## Extracted material
+ + + + + + +

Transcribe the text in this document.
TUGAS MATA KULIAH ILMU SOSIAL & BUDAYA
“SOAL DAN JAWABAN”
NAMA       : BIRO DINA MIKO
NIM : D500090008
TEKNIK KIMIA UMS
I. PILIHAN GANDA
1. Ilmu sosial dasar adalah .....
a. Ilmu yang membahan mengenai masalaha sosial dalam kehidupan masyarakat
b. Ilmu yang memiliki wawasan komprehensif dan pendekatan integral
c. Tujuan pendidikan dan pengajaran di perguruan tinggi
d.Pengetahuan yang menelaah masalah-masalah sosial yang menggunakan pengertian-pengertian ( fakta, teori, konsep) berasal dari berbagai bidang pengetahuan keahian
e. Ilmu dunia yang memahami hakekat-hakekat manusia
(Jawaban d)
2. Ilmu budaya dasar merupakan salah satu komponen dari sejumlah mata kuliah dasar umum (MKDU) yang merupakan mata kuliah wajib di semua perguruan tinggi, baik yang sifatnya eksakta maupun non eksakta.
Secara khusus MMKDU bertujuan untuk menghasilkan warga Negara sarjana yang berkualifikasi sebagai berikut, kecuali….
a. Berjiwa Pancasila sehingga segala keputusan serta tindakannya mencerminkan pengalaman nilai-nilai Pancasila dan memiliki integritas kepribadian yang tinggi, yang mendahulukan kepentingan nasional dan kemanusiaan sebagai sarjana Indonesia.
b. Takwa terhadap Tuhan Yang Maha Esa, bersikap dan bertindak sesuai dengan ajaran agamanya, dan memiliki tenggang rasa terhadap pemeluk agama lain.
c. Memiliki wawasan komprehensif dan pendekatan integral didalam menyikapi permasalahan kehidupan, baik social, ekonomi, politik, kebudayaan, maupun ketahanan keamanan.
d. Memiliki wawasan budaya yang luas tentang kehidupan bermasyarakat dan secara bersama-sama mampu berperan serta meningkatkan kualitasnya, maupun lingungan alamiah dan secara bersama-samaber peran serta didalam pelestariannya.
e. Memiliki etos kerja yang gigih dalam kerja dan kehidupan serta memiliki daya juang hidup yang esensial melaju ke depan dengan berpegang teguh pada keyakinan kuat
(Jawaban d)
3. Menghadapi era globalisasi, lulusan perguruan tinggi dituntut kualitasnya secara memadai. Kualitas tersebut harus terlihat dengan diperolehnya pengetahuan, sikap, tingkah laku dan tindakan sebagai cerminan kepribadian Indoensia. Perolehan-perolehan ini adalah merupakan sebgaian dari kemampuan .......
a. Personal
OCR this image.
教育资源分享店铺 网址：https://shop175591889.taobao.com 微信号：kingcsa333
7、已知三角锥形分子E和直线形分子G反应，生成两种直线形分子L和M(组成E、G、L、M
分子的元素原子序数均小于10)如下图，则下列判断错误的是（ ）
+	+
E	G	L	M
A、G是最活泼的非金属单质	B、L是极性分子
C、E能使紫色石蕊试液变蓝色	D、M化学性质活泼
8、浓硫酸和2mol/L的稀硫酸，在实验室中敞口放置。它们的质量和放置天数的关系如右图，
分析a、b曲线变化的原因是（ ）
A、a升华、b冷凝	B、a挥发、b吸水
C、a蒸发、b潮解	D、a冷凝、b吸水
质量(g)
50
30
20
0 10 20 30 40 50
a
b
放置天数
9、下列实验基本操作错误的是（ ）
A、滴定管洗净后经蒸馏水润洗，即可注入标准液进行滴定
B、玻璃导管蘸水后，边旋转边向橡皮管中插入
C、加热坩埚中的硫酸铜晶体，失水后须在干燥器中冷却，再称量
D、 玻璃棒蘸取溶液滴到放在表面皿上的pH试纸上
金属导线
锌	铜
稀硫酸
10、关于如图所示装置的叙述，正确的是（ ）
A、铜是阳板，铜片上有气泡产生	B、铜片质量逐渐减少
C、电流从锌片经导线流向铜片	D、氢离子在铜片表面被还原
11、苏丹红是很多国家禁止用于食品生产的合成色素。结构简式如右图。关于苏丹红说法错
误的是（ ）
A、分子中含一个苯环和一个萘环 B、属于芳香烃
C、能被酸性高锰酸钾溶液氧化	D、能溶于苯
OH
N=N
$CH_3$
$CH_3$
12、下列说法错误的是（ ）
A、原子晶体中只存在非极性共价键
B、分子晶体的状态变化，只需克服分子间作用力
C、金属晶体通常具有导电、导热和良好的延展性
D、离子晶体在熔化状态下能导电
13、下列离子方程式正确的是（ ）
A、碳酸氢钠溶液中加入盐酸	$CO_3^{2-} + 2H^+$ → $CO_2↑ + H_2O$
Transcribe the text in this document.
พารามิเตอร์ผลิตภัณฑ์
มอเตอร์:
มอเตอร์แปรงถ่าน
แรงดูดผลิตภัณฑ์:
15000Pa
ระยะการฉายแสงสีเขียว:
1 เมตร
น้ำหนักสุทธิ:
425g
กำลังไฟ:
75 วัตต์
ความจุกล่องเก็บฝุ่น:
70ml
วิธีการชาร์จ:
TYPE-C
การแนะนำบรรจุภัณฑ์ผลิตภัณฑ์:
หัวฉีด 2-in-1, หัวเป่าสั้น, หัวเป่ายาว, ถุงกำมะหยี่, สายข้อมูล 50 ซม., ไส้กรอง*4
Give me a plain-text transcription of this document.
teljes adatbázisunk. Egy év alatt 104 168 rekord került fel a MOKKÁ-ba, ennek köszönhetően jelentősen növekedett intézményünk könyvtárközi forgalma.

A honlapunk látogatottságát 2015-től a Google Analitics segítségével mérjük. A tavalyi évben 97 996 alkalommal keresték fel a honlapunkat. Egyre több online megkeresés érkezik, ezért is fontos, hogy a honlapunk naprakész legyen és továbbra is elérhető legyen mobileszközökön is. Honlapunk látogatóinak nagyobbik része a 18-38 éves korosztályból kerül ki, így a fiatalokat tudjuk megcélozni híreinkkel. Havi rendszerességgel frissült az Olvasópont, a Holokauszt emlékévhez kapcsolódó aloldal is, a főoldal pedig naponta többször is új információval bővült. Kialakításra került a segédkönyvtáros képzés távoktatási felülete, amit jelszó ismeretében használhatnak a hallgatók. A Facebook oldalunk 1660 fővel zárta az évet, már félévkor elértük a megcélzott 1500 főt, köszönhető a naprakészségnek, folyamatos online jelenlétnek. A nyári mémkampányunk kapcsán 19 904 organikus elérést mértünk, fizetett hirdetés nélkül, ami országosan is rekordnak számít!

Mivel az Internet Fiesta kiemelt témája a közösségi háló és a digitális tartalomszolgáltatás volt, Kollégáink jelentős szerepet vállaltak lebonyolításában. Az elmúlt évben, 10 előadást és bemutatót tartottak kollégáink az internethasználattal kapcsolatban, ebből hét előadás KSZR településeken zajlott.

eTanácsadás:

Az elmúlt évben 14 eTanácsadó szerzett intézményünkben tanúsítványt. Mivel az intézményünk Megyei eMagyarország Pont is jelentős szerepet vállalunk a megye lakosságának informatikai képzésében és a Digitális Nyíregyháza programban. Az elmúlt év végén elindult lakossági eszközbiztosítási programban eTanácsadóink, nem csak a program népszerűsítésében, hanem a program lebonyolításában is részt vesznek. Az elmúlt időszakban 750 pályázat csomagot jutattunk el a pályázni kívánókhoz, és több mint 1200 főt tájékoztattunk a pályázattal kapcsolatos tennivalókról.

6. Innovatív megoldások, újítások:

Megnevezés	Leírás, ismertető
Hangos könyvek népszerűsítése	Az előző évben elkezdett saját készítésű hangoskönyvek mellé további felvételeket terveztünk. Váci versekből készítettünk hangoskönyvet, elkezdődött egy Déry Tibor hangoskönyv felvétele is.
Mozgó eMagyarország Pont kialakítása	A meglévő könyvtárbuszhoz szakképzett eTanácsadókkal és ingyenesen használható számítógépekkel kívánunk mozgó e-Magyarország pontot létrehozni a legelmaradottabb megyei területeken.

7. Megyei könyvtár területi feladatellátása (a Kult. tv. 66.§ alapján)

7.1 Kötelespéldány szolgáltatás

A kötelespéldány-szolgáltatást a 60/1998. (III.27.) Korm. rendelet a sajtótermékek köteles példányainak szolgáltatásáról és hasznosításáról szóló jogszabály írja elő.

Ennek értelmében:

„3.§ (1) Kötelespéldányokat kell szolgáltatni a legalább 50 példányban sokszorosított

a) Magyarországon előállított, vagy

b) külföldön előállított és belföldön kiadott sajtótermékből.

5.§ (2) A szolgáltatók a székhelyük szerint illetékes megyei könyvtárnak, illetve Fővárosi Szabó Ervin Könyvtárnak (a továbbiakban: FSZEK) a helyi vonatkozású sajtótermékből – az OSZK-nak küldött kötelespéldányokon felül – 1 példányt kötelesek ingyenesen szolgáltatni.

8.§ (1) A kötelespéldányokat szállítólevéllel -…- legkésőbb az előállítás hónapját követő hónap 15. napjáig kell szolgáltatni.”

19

+ + + + + + +

## Problem requirements
How many of these lines contain "szolgáltatni"? Write only the number.

## Finished task
3